— Excerpted data —

+ + + + + + +

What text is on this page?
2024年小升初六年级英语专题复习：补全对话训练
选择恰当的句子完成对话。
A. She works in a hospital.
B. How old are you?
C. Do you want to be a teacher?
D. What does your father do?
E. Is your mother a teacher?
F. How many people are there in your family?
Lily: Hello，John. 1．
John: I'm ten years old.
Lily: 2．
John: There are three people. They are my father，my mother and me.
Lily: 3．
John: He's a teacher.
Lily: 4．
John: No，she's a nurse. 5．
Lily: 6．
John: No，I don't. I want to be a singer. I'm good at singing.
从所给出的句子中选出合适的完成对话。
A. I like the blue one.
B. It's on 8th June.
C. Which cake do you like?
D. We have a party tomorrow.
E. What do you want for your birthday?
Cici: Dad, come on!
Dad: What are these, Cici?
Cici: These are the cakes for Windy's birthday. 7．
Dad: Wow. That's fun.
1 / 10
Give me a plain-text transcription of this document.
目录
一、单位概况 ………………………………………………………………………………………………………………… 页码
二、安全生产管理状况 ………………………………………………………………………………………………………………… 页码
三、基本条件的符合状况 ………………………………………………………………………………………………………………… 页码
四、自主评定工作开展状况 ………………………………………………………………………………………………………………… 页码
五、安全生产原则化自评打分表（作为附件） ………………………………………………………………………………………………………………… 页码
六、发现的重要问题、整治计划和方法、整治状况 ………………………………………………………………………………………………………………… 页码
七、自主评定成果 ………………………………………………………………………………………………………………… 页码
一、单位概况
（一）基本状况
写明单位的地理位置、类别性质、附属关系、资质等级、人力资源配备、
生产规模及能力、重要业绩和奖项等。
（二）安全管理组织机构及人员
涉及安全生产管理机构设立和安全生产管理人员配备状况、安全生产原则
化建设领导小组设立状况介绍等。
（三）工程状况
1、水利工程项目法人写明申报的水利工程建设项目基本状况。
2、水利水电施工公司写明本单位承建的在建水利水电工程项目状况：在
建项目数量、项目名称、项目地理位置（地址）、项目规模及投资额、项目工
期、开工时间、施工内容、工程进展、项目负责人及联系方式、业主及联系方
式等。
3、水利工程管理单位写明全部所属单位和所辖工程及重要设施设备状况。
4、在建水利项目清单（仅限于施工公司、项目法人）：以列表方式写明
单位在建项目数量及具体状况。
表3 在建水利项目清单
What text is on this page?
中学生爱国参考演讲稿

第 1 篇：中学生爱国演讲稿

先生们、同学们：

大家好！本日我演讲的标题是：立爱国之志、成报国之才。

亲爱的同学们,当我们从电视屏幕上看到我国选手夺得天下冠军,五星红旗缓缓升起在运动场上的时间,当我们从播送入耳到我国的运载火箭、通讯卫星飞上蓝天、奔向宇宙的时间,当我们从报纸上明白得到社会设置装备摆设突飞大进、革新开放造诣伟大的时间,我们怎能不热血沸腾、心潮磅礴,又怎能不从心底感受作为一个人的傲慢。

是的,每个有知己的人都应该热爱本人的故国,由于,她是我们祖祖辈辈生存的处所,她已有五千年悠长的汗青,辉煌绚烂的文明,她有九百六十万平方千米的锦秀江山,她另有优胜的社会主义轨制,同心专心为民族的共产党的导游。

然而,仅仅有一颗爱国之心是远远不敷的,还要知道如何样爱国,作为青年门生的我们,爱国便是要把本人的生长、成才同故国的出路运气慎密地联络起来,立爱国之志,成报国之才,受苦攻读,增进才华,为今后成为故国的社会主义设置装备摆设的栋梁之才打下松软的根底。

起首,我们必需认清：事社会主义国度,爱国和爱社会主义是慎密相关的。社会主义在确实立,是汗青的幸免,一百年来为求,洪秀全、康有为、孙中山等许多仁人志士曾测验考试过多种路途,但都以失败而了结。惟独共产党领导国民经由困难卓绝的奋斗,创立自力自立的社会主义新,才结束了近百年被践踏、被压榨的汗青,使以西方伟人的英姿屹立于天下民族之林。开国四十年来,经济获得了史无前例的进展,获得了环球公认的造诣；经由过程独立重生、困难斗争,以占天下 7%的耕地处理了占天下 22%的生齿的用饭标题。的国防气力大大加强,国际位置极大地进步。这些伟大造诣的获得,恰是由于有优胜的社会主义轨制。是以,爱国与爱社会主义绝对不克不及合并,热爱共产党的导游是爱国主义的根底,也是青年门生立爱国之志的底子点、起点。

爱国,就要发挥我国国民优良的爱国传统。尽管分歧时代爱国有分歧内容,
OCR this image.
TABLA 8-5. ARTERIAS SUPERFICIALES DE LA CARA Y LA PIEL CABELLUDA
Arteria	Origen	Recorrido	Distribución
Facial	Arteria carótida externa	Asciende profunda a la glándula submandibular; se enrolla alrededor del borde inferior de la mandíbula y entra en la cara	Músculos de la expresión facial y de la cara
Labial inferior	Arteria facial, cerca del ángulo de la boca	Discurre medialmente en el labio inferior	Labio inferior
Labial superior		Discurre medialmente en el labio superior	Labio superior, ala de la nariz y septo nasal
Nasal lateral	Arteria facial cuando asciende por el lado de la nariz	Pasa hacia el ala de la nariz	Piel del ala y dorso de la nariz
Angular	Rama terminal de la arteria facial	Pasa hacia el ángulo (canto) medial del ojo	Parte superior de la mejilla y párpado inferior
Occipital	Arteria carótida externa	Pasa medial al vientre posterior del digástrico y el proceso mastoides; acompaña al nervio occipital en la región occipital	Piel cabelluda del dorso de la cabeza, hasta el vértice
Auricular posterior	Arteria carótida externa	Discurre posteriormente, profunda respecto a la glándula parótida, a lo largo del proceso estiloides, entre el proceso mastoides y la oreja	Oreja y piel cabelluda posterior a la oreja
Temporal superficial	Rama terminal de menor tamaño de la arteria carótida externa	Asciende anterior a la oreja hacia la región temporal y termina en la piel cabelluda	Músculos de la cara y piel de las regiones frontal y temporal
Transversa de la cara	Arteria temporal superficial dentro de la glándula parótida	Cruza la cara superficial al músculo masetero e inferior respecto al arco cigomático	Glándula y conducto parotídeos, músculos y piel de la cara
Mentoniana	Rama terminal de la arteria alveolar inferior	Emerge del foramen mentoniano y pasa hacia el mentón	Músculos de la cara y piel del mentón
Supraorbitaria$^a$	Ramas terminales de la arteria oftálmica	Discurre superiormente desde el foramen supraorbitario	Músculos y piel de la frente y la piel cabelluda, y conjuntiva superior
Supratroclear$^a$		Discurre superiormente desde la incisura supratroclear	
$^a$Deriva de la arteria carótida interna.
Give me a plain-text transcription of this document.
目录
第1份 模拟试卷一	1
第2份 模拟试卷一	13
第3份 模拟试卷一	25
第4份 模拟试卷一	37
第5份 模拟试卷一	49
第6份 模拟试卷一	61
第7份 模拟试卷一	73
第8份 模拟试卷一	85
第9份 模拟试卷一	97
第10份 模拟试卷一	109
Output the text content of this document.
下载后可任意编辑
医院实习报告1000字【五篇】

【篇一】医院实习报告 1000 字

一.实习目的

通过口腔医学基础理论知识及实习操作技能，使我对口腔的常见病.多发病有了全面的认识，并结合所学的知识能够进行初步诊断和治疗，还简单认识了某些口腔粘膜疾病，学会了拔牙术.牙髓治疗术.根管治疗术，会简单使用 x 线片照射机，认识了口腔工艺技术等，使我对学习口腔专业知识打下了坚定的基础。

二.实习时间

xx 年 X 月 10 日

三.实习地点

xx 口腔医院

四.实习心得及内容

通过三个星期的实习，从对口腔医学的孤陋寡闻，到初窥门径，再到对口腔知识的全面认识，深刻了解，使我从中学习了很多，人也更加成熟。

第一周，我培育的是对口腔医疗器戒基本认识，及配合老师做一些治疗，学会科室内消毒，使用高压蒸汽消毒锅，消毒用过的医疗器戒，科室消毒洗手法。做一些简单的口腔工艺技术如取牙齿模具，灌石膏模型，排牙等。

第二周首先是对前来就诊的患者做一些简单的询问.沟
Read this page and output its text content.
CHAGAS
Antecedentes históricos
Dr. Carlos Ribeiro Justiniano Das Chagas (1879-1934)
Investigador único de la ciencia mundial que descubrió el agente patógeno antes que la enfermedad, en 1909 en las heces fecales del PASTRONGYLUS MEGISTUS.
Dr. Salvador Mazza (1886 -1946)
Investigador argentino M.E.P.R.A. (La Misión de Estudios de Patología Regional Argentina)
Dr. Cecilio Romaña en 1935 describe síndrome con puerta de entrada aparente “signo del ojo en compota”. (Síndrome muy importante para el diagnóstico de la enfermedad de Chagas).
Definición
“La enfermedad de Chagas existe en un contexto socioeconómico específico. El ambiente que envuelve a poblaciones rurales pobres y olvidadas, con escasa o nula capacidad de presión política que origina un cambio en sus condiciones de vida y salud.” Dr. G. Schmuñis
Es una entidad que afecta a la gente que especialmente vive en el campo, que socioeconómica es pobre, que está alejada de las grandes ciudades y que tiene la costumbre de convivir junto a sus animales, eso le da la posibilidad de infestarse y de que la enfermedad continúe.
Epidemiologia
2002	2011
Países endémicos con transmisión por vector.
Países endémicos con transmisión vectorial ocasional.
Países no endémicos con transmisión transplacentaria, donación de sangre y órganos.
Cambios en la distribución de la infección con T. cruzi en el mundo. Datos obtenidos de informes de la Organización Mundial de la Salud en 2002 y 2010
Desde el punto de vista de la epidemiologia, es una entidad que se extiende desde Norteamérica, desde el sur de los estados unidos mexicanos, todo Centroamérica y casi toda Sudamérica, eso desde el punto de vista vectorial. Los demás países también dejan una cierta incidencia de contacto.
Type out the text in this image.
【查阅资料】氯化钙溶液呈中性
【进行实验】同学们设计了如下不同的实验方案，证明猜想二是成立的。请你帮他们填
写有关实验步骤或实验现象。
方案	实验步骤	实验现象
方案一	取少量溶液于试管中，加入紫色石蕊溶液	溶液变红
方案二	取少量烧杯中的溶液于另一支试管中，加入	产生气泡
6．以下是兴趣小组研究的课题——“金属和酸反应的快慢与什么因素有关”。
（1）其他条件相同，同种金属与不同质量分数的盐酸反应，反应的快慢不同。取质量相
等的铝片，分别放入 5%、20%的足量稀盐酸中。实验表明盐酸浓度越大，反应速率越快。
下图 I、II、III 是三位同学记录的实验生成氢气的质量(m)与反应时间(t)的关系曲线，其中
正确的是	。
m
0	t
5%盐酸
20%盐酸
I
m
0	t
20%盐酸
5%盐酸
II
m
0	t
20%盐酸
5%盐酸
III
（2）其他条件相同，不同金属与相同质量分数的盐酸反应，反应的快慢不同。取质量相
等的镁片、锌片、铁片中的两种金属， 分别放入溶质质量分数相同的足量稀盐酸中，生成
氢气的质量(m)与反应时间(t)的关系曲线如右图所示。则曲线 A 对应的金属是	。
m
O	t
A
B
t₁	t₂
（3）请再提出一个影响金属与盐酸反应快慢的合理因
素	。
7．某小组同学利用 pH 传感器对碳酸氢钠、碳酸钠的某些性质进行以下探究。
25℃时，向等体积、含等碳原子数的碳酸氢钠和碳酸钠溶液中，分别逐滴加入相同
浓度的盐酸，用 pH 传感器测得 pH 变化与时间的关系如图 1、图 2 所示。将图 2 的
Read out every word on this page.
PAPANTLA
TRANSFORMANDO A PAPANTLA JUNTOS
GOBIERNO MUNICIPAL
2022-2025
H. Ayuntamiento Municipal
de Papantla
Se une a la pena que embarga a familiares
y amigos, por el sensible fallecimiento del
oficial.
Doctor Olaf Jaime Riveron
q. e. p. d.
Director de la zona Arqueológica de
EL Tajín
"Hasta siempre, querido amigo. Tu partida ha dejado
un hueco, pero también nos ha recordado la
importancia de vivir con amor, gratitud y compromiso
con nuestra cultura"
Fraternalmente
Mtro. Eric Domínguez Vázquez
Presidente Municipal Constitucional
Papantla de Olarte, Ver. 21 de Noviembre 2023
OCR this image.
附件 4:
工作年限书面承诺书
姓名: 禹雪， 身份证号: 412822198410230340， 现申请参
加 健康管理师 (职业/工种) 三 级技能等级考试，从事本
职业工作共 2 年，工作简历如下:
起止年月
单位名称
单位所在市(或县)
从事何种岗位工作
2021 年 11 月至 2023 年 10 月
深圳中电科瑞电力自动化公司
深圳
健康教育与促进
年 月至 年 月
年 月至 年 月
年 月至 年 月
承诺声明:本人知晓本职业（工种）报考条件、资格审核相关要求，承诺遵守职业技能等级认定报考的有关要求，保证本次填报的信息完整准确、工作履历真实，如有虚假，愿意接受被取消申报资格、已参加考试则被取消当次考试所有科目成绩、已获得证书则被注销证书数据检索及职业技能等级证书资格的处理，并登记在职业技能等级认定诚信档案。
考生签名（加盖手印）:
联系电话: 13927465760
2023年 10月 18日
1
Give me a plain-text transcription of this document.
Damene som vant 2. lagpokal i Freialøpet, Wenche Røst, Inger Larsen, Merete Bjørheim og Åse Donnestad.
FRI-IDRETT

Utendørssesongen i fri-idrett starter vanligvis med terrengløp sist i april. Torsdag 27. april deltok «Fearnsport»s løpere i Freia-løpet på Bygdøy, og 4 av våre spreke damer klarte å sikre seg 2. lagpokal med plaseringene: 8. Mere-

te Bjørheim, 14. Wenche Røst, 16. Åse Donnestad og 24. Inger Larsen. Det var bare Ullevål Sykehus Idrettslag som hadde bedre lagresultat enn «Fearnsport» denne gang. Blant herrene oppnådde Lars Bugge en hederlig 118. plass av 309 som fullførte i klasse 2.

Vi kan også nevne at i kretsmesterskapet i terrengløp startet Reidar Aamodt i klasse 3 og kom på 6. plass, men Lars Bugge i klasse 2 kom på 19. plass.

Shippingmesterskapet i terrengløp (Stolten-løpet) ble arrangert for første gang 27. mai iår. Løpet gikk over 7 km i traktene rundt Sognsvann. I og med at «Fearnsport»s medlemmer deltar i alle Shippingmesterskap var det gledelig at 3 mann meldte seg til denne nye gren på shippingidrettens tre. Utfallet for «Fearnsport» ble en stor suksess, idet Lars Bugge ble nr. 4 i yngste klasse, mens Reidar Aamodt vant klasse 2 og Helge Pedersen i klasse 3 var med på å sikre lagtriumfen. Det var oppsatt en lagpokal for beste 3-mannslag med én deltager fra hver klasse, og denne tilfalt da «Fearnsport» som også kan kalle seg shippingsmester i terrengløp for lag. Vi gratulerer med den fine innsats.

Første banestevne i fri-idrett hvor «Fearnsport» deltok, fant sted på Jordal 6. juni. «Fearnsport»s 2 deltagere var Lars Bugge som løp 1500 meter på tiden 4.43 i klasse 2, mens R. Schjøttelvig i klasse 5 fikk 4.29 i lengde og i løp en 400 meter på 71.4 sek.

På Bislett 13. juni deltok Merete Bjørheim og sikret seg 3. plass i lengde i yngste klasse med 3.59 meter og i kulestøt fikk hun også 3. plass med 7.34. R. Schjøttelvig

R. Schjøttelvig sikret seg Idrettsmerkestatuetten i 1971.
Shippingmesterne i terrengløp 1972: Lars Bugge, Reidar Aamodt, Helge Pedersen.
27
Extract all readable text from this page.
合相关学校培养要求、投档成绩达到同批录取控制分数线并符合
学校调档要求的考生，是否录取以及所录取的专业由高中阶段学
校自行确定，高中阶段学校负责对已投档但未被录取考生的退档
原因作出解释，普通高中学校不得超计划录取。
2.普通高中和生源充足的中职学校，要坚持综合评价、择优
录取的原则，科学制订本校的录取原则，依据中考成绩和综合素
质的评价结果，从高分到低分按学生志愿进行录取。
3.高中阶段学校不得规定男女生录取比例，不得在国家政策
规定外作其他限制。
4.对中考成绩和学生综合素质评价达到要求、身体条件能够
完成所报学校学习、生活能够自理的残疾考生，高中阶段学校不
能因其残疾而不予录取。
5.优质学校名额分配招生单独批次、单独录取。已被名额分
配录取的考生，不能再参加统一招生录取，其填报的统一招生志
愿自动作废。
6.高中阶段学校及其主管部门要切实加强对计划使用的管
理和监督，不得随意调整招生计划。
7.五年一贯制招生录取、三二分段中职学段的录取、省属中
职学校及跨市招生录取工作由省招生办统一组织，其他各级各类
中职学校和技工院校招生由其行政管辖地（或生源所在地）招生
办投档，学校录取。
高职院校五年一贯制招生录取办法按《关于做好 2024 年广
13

+ + + + + + +

— Exercise details —
Return from the data every line that holds "mens".

— The solution —
Shippingmesterskapet i terrengløp (Stolten-løpet) ble arrangert for første gang 27. mai iår. Løpet gikk over 7 km i traktene rundt Sognsvann. I og med at «Fearnsport»s medlemmer deltar i alle Shippingmesterskap var det gledelig at 3 mann meldte seg til denne nye gren på shippingidrettens tre. Utfallet for «Fearnsport» ble en stor suksess, idet Lars Bugge ble nr. 4 i yngste klasse, mens Reidar Aamodt vant klasse 2 og Helge Pedersen i klasse 3 var med på å sikre lagtriumfen. Det var oppsatt en lagpokal for beste 3-mannslag med én deltager fra hver klasse, og denne tilfalt da «Fearnsport» som også kan kalle seg shippingsmester i terrengløp for lag. Vi gratulerer med den fine innsats.
Første banestevne i fri-idrett hvor «Fearnsport» deltok, fant sted på Jordal 6. juni. «Fearnsport»s 2 deltagere var Lars Bugge som løp 1500 meter på tiden 4.43 i klasse 2, mens R. Schjøttelvig i klasse 5 fikk 4.29 i lengde og i løp en 400 meter på 71.4 sek.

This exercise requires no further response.